--- start AVAILABLE DATA ---
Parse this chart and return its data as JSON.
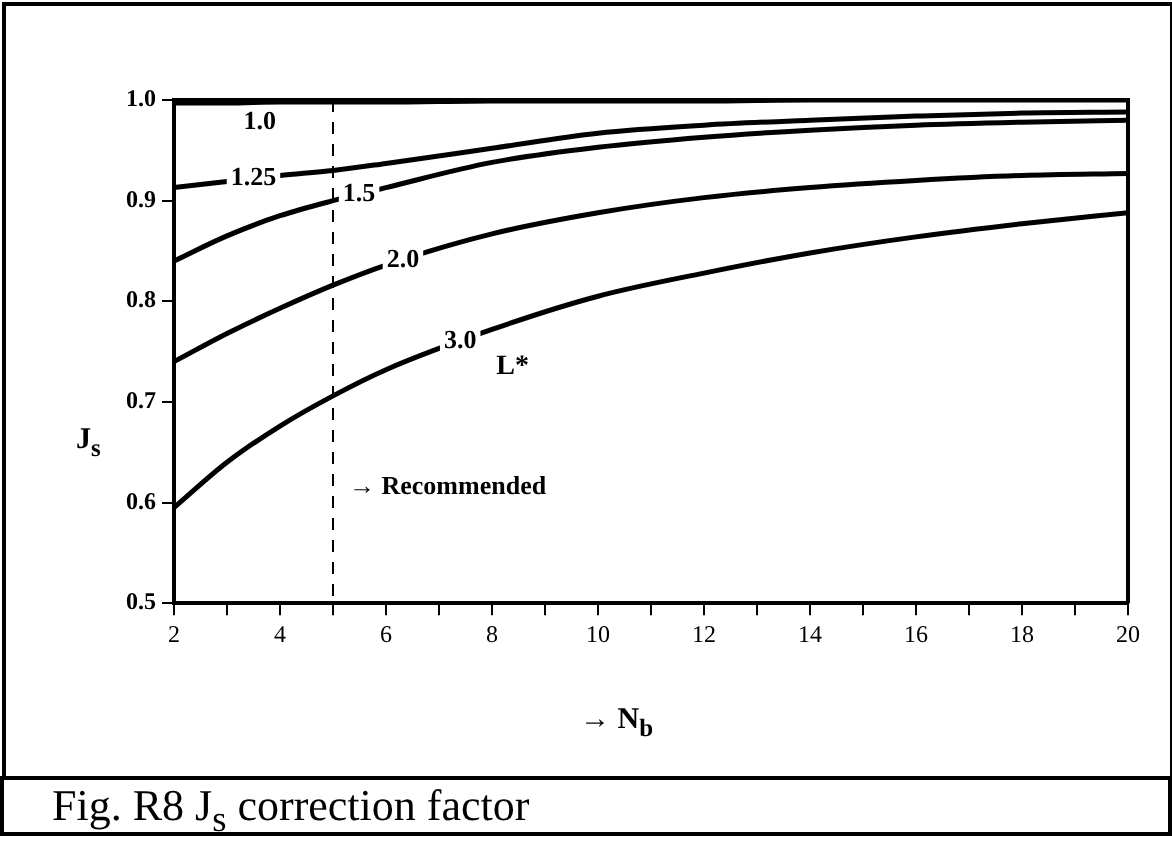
{
  "chart_data": {
    "type": "line",
    "xlabel": "→ N$_{b}$",
    "ylabel": "J$_{s}$",
    "x": [
      2,
      3,
      4,
      5,
      6,
      8,
      10,
      12,
      14,
      16,
      18,
      20
    ],
    "series": [
      {
        "name": "1.0",
        "color": "#000000",
        "values": [
          0.997,
          0.997,
          0.998,
          0.998,
          0.998,
          0.999,
          0.999,
          0.999,
          1.0,
          1.0,
          1.0,
          1.0
        ]
      },
      {
        "name": "1.25",
        "color": "#000000",
        "values": [
          0.913,
          0.919,
          0.925,
          0.93,
          0.937,
          0.952,
          0.967,
          0.975,
          0.98,
          0.984,
          0.987,
          0.988
        ]
      },
      {
        "name": "1.5",
        "color": "#000000",
        "values": [
          0.84,
          0.865,
          0.885,
          0.9,
          0.913,
          0.938,
          0.953,
          0.963,
          0.97,
          0.975,
          0.978,
          0.98
        ]
      },
      {
        "name": "2.0",
        "color": "#000000",
        "values": [
          0.74,
          0.768,
          0.793,
          0.816,
          0.836,
          0.867,
          0.888,
          0.903,
          0.913,
          0.92,
          0.925,
          0.927
        ]
      },
      {
        "name": "3.0",
        "color": "#000000",
        "values": [
          0.595,
          0.64,
          0.676,
          0.706,
          0.732,
          0.772,
          0.805,
          0.828,
          0.848,
          0.864,
          0.877,
          0.888
        ]
      }
    ],
    "xlim": [
      2,
      20
    ],
    "xticks": [
      2,
      {
        "value": 3,
        "label": null
      },
      4,
      {
        "value": 5,
        "label": null
      },
      6,
      {
        "value": 7,
        "label": null
      },
      8,
      {
        "value": 9,
        "label": null
      },
      10,
      {
        "value": 11,
        "label": null
      },
      12,
      {
        "value": 13,
        "label": null
      },
      14,
      {
        "value": 15,
        "label": null
      },
      16,
      {
        "value": 17,
        "label": null
      },
      18,
      {
        "value": 19,
        "label": null
      },
      20
    ],
    "ylim": [
      0.5,
      1.0
    ],
    "yticks": [
      0.5,
      0.6,
      0.7,
      0.8,
      0.9,
      {
        "value": 1,
        "label": "1.0"
      }
    ],
    "ref_lines": [
      {
        "axis": "x",
        "value": 5,
        "label": "→ Recommended",
        "line_style": "dashed"
      }
    ],
    "annotations": [
      "L*",
      "Fig. R8 J$_{s}$ correction factor"
    ],
    "grid": false,
    "legend": false,
    "marker": "none",
    "line_style": "solid"
  }
}
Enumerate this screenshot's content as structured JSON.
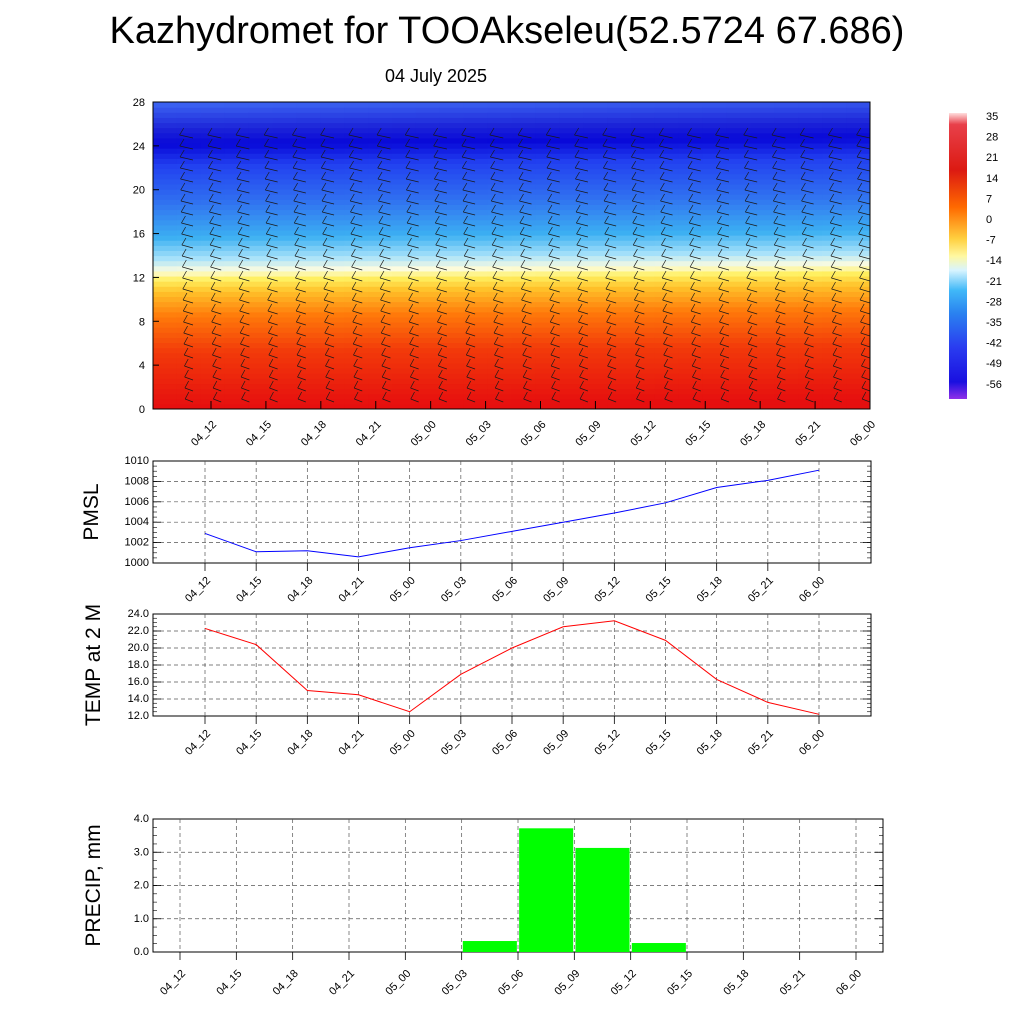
{
  "title": "Kazhydromet for TOOAkseleu(52.5724 67.686)",
  "subtitle": "04 July 2025",
  "colors": {
    "pmsl_line": "#0000ff",
    "temp_line": "#ff0000",
    "precip_bar": "#00ff00"
  },
  "chart_data": [
    {
      "type": "heatmap",
      "title": "",
      "x_ticks": [
        "04_12",
        "04_15",
        "04_18",
        "04_21",
        "05_00",
        "05_03",
        "05_06",
        "05_09",
        "05_12",
        "05_15",
        "05_18",
        "05_21",
        "06_00"
      ],
      "y_ticks": [
        "0",
        "4",
        "8",
        "12",
        "16",
        "20",
        "24",
        "28"
      ],
      "ylim": [
        0,
        28
      ],
      "colorbar_labels": [
        "35",
        "28",
        "21",
        "14",
        "7",
        "0",
        "-7",
        "-14",
        "-21",
        "-28",
        "-35",
        "-42",
        "-49",
        "-56"
      ],
      "colorbar_range": [
        -60,
        38
      ],
      "overlay": "wind barbs"
    },
    {
      "type": "line",
      "ylabel": "PMSL",
      "categories": [
        "04_12",
        "04_15",
        "04_18",
        "04_21",
        "05_00",
        "05_03",
        "05_06",
        "05_09",
        "05_12",
        "05_15",
        "05_18",
        "05_21",
        "06_00"
      ],
      "values": [
        1002.9,
        1001.1,
        1001.2,
        1000.6,
        1001.5,
        1002.2,
        1003.1,
        1004.0,
        1004.9,
        1005.9,
        1007.4,
        1008.1,
        1009.1
      ],
      "ylim": [
        1000,
        1010
      ],
      "y_ticks": [
        "1000",
        "1002",
        "1004",
        "1006",
        "1008",
        "1010"
      ],
      "grid": true
    },
    {
      "type": "line",
      "ylabel": "TEMP at 2 M",
      "categories": [
        "04_12",
        "04_15",
        "04_18",
        "04_21",
        "05_00",
        "05_03",
        "05_06",
        "05_09",
        "05_12",
        "05_15",
        "05_18",
        "05_21",
        "06_00"
      ],
      "values": [
        22.3,
        20.4,
        15.0,
        14.5,
        12.5,
        16.9,
        20.0,
        22.5,
        23.2,
        20.9,
        16.3,
        13.6,
        12.2
      ],
      "ylim": [
        12,
        24
      ],
      "y_ticks": [
        "12.0",
        "14.0",
        "16.0",
        "18.0",
        "20.0",
        "22.0",
        "24.0"
      ],
      "grid": true
    },
    {
      "type": "bar",
      "ylabel": "PRECIP, mm",
      "categories": [
        "04_12",
        "04_15",
        "04_18",
        "04_21",
        "05_00",
        "05_03",
        "05_06",
        "05_09",
        "05_12",
        "05_15",
        "05_18",
        "05_21",
        "06_00"
      ],
      "values": [
        0,
        0,
        0,
        0,
        0,
        0,
        0.33,
        3.72,
        3.13,
        0.27,
        0,
        0,
        0
      ],
      "ylim": [
        0,
        4
      ],
      "y_ticks": [
        "0.0",
        "1.0",
        "2.0",
        "3.0",
        "4.0"
      ],
      "grid": true
    }
  ]
}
--- end AVAILABLE DATA ---
▶ [WHAT THIS TASK INVOLVES] Find every line that includes the string "name". Report how many there are and nothing else.

▶ [PROBLEM SOLUTION] 5